=== WHAT TO WORK ON ===
Restate the full listing word for word and leave the pictures out.

=== Saved entries ===
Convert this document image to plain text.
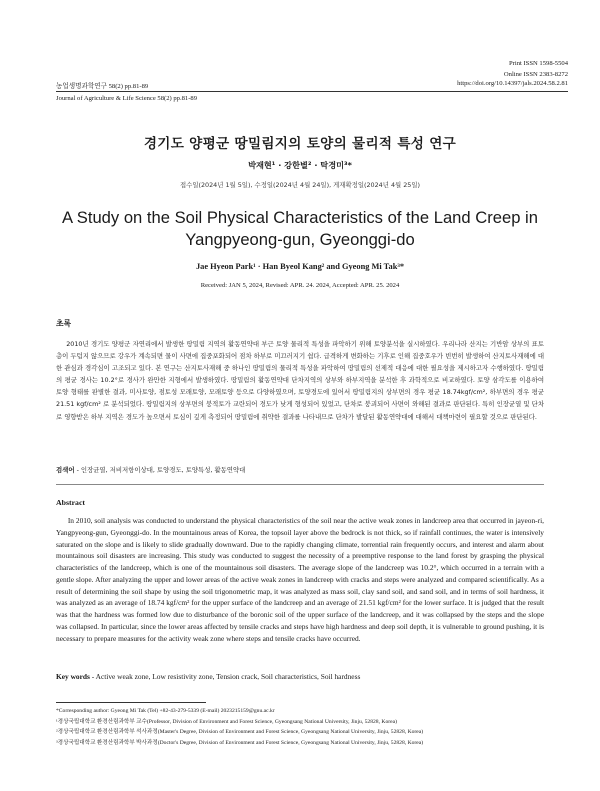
Print ISSN 1598-5504
Online ISSN 2383-8272
농업생명과학연구 58(2) pp.81-89	https://doi.org/10.14397/jals.2024.58.2.81
Journal of Agriculture & Life Science 58(2) pp.81-89
경기도 양평군 땅밀림지의 토양의 물리적 특성 연구
박재현¹ · 강한별² · 탁경미³*
접수일(2024년 1월 5일), 수정일(2024년 4월 24일), 게재확정일(2024년 4월 25일)
A Study on the Soil Physical Characteristics of the Land Creep in
Yangpyeong-gun, Gyeonggi-do
Jae Hyeon Park¹ · Han Byeol Kang² and Gyeong Mi Tak³*
Received: JAN 5, 2024, Revised: APR. 24. 2024, Accepted: APR. 25. 2024
초록
2010년 경기도 양평군 자연리에서 발생한 땅밀림 지역의 활동연약대 부근 토양 물리적 특성을 파악하기 위해 토양분석을 실시하였다. 우리나라 산지는 기반암 상부의 표토층이 두텁지 않으므로 강우가 계속되면 물이 사면에 집중포화되어 점차 하부로 미끄러지기 쉽다. 급격하게 변화하는 기후로 인해 집중호우가 빈번히 발생하여 산지토사재해에 대한 관심과 경각심이 고조되고 있다. 본 연구는 산지토사재해 중 하나인 땅밀림의 물리적 특성을 파악하여 땅밀림의 선제적 대응에 대한 필요성을 제시하고자 수행하였다. 땅밀림의 평균 경사는 10.2°로 경사가 완만한 지형에서 발생하였다. 땅밀림의 활동연약대 단차지역의 상부와 하부지역을 분석한 후 과학적으로 비교하였다. 토양 삼각도를 이용하여 토양 형태를 판별한 결과, 미사토양, 점토성 모래토양, 모래토양 등으로 다양하였으며, 토양경도에 있어서 땅밀림지의 상부면의 경우 평균 18.74kgf/cm², 하부면의 경우 평균 21.51 kgf/cm² 로 분석되었다. 땅밀림지의 상부면의 붕적토가 교란되어 경도가 낮게 형성되어 있었고, 단차로 붕괴되어 사면이 와해된 결과로 판단된다. 특히 인장균열 및 단차로 영향받은 하부 지역은 경도가 높으면서 토심이 깊게 측정되어 땅밀림에 취약한 결과를 나타내므로 단차가 발달된 활동연약대에 대해서 대책마련이 필요할 것으로 판단된다.
검색어 - 인장균열, 저비저항이상대, 토양경도, 토양특성, 활동연약대
Abstract
In 2010, soil analysis was conducted to understand the physical characteristics of the soil near the active weak zones in landcreep area that occurred in jayeon-ri, Yangpyeong-gun, Gyeonggi-do. In the mountainous areas of Korea, the topsoil layer above the bedrock is not thick, so if rainfall continues, the water is intensively saturated on the slope and is likely to slide gradually downward. Due to the rapidly changing climate, torrential rain frequently occurs, and interest and alarm about mountainous soil disasters are increasing. This study was conducted to suggest the necessity of a preemptive response to the land forest by grasping the physical characteristics of the landcreep, which is one of the mountainous soil disasters. The average slope of the landcreep was 10.2°, which occurred in a terrain with a gentle slope. After analyzing the upper and lower areas of the active weak zones in landcreep with cracks and steps were analyzed and compared scientifically. As a result of determining the soil shape by using the soil trigonometric map, it was analyzed as mass soil, clay sand soil, and sand soil, and in terms of soil hardness, it was analyzed as an average of 18.74 kgf/cm² for the upper surface of the landcreep and an average of 21.51 kgf/cm² for the lower surface. It is judged that the result was that the hardness was formed low due to disturbance of the boronic soil of the upper surface of the landcreep, and it was collapsed by the steps and the slope was collapsed. In particular, since the lower areas affected by tensile cracks and steps have high hardness and deep soil depth, it is vulnerable to ground pushing, it is necessary to prepare measures for the activity weak zone where steps and tensile cracks have occurred.
Key words - Active weak zone, Low resistivity zone, Tension crack, Soil characteristics, Soil hardness
*Corresponding author: Gyeong Mi Tak (Tel) +82-43-279-5339 (E-mail) 2023215159@gnu.ac.kr
¹경상국립대학교 환경산림과학부 교수(Professor, Division of Environment and Forest Science, Gyeongsang National University, Jinju, 52828, Korea)
²경상국립대학교 환경산림과학부 석사과정(Master's Degree, Division of Environment and Forest Science, Gyeongsang National University, Jinju, 52828, Korea)
³경상국립대학교 환경산림과학부 박사과정(Doctor's Degree, Division of Environment and Forest Science, Gyeongsang National University, Jinju, 52828, Korea)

=== COMPLETE OUTPUT ===
Convert this document image to plain text.
Print ISSN 1598-5504
Online ISSN 2383-8272
농업생명과학연구 58(2) pp.81-89	https://doi.org/10.14397/jals.2024.58.2.81
Journal of Agriculture & Life Science 58(2) pp.81-89
경기도 양평군 땅밀림지의 토양의 물리적 특성 연구
박재현¹ · 강한별² · 탁경미³*
접수일(2024년 1월 5일), 수정일(2024년 4월 24일), 게재확정일(2024년 4월 25일)
A Study on the Soil Physical Characteristics of the Land Creep in
Yangpyeong-gun, Gyeonggi-do
Jae Hyeon Park¹ · Han Byeol Kang² and Gyeong Mi Tak³*
Received: JAN 5, 2024, Revised: APR. 24. 2024, Accepted: APR. 25. 2024
초록
2010년 경기도 양평군 자연리에서 발생한 땅밀림 지역의 활동연약대 부근 토양 물리적 특성을 파악하기 위해 토양분석을 실시하였다. 우리나라 산지는 기반암 상부의 표토층이 두텁지 않으므로 강우가 계속되면 물이 사면에 집중포화되어 점차 하부로 미끄러지기 쉽다. 급격하게 변화하는 기후로 인해 집중호우가 빈번히 발생하여 산지토사재해에 대한 관심과 경각심이 고조되고 있다. 본 연구는 산지토사재해 중 하나인 땅밀림의 물리적 특성을 파악하여 땅밀림의 선제적 대응에 대한 필요성을 제시하고자 수행하였다. 땅밀림의 평균 경사는 10.2°로 경사가 완만한 지형에서 발생하였다. 땅밀림의 활동연약대 단차지역의 상부와 하부지역을 분석한 후 과학적으로 비교하였다. 토양 삼각도를 이용하여 토양 형태를 판별한 결과, 미사토양, 점토성 모래토양, 모래토양 등으로 다양하였으며, 토양경도에 있어서 땅밀림지의 상부면의 경우 평균 18.74kgf/cm², 하부면의 경우 평균 21.51 kgf/cm² 로 분석되었다. 땅밀림지의 상부면의 붕적토가 교란되어 경도가 낮게 형성되어 있었고, 단차로 붕괴되어 사면이 와해된 결과로 판단된다. 특히 인장균열 및 단차로 영향받은 하부 지역은 경도가 높으면서 토심이 깊게 측정되어 땅밀림에 취약한 결과를 나타내므로 단차가 발달된 활동연약대에 대해서 대책마련이 필요할 것으로 판단된다.
검색어 - 인장균열, 저비저항이상대, 토양경도, 토양특성, 활동연약대
Abstract
In 2010, soil analysis was conducted to understand the physical characteristics of the soil near the active weak zones in landcreep area that occurred in jayeon-ri, Yangpyeong-gun, Gyeonggi-do. In the mountainous areas of Korea, the topsoil layer above the bedrock is not thick, so if rainfall continues, the water is intensively saturated on the slope and is likely to slide gradually downward. Due to the rapidly changing climate, torrential rain frequently occurs, and interest and alarm about mountainous soil disasters are increasing. This study was conducted to suggest the necessity of a preemptive response to the land forest by grasping the physical characteristics of the landcreep, which is one of the mountainous soil disasters. The average slope of the landcreep was 10.2°, which occurred in a terrain with a gentle slope. After analyzing the upper and lower areas of the active weak zones in landcreep with cracks and steps were analyzed and compared scientifically. As a result of determining the soil shape by using the soil trigonometric map, it was analyzed as mass soil, clay sand soil, and sand soil, and in terms of soil hardness, it was analyzed as an average of 18.74 kgf/cm² for the upper surface of the landcreep and an average of 21.51 kgf/cm² for the lower surface. It is judged that the result was that the hardness was formed low due to disturbance of the boronic soil of the upper surface of the landcreep, and it was collapsed by the steps and the slope was collapsed. In particular, since the lower areas affected by tensile cracks and steps have high hardness and deep soil depth, it is vulnerable to ground pushing, it is necessary to prepare measures for the activity weak zone where steps and tensile cracks have occurred.
Key words - Active weak zone, Low resistivity zone, Tension crack, Soil characteristics, Soil hardness
*Corresponding author: Gyeong Mi Tak (Tel) +82-43-279-5339 (E-mail) 2023215159@gnu.ac.kr
¹경상국립대학교 환경산림과학부 교수(Professor, Division of Environment and Forest Science, Gyeongsang National University, Jinju, 52828, Korea)
²경상국립대학교 환경산림과학부 석사과정(Master's Degree, Division of Environment and Forest Science, Gyeongsang National University, Jinju, 52828, Korea)
³경상국립대학교 환경산림과학부 박사과정(Doctor's Degree, Division of Environment and Forest Science, Gyeongsang National University, Jinju, 52828, Korea)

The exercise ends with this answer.